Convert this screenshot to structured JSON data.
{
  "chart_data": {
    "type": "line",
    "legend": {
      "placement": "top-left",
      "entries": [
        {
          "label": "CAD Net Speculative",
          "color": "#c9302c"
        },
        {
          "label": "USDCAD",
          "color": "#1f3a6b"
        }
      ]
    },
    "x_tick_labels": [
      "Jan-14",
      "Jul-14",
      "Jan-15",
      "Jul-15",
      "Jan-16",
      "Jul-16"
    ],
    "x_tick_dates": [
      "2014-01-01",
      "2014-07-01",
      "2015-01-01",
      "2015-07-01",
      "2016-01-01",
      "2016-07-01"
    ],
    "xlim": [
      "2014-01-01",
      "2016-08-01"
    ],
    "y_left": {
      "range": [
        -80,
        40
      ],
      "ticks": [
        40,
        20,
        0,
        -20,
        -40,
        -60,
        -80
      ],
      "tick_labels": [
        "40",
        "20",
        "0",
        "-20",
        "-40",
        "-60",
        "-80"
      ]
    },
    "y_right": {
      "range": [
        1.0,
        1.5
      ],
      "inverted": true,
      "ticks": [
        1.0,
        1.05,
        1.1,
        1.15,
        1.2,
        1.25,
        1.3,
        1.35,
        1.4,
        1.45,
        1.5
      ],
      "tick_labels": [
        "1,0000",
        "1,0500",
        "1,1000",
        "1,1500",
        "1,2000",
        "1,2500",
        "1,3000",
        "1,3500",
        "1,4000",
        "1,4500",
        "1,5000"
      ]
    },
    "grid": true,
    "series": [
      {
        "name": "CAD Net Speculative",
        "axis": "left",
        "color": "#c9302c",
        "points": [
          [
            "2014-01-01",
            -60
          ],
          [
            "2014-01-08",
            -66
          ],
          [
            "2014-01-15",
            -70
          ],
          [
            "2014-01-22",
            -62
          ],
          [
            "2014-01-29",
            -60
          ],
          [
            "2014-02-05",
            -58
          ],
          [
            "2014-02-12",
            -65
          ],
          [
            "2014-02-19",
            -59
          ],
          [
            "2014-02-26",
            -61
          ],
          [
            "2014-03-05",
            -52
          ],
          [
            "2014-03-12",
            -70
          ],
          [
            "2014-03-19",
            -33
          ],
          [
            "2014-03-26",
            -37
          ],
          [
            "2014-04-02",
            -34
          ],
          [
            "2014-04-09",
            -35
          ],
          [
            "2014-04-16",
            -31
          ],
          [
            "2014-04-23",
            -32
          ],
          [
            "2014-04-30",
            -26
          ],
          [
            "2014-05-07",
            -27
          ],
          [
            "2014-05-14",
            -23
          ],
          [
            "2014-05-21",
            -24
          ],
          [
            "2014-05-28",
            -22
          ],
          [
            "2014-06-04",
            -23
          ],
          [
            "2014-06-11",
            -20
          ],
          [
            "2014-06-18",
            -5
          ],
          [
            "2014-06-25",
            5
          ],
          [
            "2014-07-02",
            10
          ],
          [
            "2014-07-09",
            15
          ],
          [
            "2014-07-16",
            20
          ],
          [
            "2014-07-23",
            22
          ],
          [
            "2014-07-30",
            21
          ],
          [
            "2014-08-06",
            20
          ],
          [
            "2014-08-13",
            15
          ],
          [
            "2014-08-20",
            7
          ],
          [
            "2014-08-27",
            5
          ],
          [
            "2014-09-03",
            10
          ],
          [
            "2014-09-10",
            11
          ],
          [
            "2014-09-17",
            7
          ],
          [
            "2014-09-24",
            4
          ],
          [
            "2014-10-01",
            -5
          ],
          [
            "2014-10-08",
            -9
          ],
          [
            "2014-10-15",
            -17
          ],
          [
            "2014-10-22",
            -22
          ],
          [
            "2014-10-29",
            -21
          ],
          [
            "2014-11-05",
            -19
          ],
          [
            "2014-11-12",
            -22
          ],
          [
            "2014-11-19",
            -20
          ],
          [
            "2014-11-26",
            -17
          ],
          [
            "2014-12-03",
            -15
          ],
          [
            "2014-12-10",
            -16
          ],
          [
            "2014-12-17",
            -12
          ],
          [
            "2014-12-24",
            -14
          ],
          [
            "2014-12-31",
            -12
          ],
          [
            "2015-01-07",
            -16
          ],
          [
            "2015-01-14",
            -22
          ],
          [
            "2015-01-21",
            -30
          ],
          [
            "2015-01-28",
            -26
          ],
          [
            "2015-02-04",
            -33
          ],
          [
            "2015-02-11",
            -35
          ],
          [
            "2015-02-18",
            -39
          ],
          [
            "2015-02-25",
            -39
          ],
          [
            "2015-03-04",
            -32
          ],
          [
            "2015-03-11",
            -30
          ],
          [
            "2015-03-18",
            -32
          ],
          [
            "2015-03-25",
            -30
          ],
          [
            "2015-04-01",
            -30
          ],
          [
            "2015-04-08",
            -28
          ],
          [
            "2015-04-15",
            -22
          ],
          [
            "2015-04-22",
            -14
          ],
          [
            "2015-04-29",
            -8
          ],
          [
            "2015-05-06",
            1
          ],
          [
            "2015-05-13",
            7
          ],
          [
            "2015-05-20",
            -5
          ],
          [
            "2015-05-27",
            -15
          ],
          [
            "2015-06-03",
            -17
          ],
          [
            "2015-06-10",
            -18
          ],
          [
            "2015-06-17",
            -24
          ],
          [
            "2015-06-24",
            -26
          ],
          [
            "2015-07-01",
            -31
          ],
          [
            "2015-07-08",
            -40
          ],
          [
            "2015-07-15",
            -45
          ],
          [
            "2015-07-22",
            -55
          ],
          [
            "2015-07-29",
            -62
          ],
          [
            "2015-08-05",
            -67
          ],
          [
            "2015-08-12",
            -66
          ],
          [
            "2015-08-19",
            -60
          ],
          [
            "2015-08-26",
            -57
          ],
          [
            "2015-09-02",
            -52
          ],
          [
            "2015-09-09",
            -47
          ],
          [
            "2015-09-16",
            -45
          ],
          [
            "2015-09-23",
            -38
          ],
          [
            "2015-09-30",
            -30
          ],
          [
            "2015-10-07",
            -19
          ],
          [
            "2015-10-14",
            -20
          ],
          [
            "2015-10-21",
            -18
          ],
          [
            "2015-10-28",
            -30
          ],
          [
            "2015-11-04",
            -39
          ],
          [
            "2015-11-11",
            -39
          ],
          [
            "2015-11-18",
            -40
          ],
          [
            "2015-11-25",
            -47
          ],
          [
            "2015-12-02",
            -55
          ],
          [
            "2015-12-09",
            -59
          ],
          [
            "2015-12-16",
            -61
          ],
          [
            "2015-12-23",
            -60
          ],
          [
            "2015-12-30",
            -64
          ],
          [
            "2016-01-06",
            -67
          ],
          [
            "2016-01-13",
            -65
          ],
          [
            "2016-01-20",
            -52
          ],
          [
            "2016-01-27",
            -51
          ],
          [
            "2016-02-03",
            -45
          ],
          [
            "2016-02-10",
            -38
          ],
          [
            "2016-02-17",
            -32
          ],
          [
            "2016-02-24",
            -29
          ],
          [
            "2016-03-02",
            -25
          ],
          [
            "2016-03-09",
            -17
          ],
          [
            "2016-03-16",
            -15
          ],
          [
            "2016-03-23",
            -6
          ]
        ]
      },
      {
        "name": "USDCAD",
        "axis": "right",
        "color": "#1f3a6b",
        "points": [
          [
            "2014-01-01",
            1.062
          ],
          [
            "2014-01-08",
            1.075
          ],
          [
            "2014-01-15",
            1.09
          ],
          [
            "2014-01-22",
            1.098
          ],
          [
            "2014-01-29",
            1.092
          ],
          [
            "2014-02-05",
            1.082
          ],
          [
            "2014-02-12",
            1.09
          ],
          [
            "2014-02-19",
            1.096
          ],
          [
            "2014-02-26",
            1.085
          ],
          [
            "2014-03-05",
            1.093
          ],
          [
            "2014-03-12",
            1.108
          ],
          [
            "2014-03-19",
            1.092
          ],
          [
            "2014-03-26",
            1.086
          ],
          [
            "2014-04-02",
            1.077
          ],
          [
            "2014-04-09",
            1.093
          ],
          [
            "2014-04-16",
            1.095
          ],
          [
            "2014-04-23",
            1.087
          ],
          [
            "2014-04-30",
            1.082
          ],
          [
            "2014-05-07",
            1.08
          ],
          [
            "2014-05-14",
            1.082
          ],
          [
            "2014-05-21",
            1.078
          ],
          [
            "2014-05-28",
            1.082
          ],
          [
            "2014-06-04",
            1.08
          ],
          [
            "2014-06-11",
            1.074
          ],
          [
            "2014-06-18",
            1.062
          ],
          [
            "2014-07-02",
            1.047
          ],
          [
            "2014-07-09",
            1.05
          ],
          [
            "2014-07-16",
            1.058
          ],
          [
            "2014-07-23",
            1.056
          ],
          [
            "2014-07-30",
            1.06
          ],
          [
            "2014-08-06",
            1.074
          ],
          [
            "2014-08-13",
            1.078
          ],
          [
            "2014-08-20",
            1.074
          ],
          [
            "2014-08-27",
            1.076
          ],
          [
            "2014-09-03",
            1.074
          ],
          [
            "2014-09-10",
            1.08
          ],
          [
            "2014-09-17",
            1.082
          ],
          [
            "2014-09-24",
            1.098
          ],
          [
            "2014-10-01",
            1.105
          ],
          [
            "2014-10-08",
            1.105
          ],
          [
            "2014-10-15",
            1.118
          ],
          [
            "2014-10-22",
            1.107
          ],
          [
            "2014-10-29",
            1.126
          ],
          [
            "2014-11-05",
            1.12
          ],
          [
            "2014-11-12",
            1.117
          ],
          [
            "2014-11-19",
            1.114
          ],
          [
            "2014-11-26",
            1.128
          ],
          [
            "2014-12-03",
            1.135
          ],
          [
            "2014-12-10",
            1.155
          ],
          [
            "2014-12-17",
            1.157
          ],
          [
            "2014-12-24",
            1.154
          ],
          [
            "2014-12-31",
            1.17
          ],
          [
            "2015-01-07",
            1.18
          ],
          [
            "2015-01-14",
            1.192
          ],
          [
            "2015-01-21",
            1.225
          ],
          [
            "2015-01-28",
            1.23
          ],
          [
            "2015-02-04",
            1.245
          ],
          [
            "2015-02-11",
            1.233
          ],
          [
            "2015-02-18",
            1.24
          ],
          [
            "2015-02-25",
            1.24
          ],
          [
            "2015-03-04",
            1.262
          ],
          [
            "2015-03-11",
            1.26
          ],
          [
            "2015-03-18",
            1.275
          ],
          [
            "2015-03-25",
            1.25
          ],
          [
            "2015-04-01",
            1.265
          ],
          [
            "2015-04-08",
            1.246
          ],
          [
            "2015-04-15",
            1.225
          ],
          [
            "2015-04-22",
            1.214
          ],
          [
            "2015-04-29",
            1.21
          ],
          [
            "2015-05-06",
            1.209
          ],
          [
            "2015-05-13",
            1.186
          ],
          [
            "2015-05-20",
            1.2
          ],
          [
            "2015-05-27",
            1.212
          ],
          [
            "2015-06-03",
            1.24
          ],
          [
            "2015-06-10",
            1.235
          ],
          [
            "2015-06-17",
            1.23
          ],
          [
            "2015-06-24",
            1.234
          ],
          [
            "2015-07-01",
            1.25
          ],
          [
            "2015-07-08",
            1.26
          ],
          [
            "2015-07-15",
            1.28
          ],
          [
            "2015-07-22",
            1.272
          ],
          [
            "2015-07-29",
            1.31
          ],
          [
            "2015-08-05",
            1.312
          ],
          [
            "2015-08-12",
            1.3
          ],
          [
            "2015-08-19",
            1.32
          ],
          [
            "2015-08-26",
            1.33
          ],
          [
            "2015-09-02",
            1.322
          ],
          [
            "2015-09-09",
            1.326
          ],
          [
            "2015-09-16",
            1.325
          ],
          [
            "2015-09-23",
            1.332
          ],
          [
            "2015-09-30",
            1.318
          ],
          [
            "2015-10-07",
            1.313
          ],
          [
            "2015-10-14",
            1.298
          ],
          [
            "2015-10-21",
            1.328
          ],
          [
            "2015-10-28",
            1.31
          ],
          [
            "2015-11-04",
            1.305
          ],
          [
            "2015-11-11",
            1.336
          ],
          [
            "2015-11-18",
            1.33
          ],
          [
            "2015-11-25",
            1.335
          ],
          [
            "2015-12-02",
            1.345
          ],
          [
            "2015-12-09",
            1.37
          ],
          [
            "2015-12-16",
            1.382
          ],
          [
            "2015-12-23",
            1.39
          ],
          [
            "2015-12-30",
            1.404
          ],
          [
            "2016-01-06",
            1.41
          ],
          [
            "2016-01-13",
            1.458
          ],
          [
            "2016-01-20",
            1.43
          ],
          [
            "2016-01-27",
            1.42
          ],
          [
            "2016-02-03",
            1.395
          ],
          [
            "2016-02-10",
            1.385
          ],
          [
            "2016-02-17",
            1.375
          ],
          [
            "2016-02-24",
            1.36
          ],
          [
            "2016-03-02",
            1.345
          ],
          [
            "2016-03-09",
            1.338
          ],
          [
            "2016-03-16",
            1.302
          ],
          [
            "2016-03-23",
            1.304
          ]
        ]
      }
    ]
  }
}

* **WHAT TO DO**
Only lines with the word "Speculative" are wanted, so copy each one from the records.

* **RIGHT ANSWER**
          "label": "CAD Net Speculative",
        "name": "CAD Net Speculative",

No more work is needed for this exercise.